• [TASK GOAL]: Answer with nothing but the number of lines that include the word "JAMÓN".

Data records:
— begin —

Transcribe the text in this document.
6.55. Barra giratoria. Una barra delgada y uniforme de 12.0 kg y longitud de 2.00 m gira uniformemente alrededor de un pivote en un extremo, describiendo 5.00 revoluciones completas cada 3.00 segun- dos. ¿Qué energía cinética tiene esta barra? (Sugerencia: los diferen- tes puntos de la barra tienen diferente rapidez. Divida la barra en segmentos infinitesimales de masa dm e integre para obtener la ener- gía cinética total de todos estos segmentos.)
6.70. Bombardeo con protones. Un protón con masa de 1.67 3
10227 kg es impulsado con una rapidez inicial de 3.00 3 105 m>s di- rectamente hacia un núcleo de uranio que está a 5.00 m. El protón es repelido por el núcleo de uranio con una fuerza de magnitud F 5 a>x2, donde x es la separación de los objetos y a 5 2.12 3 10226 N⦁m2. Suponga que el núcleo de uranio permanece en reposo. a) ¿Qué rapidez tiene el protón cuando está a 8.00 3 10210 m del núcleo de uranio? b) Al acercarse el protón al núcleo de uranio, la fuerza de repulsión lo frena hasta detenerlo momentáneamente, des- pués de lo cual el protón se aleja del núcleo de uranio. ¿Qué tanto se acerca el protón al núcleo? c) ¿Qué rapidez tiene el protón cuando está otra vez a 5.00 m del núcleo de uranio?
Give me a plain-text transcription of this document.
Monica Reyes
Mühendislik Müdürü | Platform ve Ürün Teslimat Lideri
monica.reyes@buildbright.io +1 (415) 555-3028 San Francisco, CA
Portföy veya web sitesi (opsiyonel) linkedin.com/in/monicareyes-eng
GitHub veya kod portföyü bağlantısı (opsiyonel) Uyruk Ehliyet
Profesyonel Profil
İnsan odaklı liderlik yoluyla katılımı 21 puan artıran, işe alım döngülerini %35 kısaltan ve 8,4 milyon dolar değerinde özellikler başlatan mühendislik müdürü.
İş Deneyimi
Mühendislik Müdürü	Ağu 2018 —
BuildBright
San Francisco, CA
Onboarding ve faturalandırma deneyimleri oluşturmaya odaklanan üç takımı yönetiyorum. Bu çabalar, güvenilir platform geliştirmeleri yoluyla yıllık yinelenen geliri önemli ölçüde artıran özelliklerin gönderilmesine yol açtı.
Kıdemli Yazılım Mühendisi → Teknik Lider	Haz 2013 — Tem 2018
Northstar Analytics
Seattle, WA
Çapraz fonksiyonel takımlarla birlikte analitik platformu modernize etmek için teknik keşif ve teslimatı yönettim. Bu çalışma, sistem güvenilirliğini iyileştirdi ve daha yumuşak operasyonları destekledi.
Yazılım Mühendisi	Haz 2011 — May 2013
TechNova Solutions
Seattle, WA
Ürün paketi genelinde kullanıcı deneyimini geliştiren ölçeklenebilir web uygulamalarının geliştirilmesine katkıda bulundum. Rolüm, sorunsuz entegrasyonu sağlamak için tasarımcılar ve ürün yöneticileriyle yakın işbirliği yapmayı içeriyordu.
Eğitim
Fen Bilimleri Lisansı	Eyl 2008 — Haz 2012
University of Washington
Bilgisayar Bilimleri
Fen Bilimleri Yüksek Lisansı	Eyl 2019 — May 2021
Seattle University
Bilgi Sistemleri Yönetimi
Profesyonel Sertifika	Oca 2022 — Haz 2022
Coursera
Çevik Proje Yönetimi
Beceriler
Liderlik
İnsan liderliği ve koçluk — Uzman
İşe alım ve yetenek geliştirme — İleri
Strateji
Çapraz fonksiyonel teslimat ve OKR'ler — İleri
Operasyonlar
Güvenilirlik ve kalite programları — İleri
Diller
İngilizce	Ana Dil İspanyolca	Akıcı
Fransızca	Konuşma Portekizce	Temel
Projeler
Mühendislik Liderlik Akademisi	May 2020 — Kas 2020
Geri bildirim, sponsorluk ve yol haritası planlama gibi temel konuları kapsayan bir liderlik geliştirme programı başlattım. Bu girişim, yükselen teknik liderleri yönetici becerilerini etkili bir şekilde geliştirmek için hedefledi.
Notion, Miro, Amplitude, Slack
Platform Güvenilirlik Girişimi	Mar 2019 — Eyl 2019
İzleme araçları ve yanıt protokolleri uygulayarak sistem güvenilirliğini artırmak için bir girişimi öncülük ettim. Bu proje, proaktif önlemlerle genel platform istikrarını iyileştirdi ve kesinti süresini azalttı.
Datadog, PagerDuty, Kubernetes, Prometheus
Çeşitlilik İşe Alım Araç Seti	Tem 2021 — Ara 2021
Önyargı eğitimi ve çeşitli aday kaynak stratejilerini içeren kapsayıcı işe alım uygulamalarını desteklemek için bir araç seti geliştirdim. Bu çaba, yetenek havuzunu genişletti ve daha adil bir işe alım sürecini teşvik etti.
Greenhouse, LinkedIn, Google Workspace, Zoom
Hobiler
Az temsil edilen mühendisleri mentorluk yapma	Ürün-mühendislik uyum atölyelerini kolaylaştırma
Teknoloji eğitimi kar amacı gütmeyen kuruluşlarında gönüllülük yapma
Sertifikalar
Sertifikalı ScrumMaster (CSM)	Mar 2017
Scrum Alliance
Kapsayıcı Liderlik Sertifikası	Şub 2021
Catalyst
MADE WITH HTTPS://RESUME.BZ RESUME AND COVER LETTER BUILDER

— end —
— begin —

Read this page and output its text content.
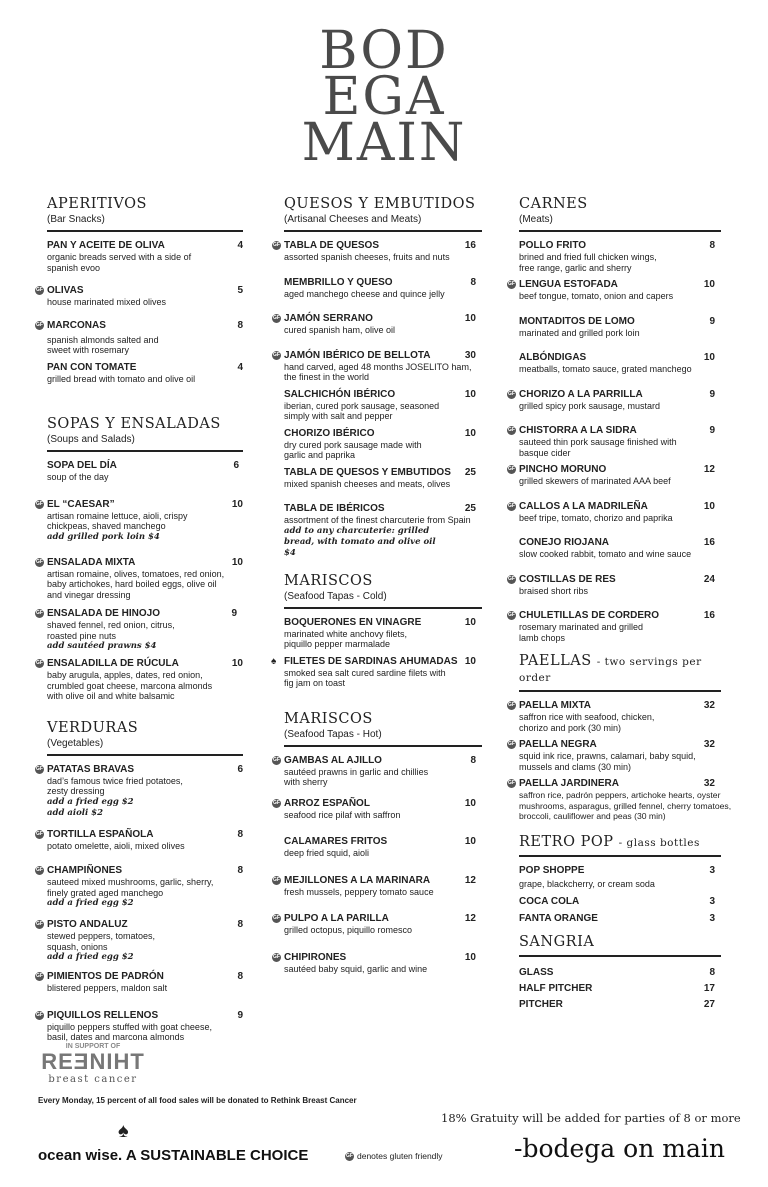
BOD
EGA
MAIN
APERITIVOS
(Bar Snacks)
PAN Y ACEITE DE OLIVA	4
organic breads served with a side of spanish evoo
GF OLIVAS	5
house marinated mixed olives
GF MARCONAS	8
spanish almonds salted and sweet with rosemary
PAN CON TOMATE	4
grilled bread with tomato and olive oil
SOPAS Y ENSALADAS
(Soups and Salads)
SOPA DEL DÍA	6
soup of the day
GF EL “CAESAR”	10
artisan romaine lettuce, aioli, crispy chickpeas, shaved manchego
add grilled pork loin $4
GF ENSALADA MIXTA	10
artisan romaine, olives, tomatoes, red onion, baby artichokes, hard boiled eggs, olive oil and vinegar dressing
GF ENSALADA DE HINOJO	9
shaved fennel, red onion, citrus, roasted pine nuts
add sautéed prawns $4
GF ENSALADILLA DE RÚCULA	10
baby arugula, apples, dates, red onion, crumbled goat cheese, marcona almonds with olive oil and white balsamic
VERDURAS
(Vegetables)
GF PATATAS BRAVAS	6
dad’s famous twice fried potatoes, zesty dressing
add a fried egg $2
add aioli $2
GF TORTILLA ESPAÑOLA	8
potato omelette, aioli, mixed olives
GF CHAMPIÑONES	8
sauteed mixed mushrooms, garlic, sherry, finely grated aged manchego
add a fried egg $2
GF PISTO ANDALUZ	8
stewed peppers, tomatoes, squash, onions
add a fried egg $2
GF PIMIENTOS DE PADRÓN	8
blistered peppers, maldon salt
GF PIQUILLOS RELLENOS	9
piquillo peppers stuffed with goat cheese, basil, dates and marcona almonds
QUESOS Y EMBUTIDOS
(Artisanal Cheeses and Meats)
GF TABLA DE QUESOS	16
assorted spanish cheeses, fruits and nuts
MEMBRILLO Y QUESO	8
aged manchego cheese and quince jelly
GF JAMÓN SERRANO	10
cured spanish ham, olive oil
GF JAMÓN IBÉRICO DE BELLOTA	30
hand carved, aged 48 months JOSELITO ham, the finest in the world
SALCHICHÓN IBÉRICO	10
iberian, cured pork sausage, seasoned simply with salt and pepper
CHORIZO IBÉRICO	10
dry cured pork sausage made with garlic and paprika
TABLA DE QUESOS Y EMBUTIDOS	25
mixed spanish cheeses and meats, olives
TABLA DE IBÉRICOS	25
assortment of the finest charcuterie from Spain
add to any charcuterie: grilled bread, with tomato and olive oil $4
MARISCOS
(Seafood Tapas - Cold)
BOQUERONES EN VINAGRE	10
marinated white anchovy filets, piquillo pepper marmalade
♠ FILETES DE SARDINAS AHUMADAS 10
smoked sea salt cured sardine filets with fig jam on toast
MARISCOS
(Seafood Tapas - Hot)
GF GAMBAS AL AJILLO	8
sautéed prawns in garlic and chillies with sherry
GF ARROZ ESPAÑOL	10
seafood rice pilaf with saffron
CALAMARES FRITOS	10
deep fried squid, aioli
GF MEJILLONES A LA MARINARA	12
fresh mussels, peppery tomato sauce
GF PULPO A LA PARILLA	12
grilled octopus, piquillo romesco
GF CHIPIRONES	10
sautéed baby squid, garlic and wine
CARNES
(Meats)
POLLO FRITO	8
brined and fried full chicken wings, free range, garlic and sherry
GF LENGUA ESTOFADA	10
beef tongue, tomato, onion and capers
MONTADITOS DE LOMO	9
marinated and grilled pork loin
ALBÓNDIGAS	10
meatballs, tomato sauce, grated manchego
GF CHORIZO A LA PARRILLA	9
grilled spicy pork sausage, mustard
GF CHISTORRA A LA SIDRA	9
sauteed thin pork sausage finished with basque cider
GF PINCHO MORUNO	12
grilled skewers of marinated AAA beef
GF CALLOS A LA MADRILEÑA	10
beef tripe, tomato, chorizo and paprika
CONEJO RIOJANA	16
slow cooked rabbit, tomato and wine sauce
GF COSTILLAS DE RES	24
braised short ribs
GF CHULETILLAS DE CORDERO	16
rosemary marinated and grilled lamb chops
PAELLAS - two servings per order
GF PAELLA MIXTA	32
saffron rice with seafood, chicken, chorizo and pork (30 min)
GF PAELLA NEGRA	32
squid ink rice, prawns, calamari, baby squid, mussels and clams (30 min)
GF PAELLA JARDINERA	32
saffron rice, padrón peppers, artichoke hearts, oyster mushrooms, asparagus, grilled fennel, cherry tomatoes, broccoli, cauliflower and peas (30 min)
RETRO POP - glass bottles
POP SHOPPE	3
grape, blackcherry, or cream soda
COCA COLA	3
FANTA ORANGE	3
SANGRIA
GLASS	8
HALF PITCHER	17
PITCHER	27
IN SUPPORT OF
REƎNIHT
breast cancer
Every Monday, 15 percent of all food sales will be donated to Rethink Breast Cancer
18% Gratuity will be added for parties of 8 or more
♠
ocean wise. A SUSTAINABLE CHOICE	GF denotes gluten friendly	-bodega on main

— end —

• [REPLY TO THE EXERCISE]: 2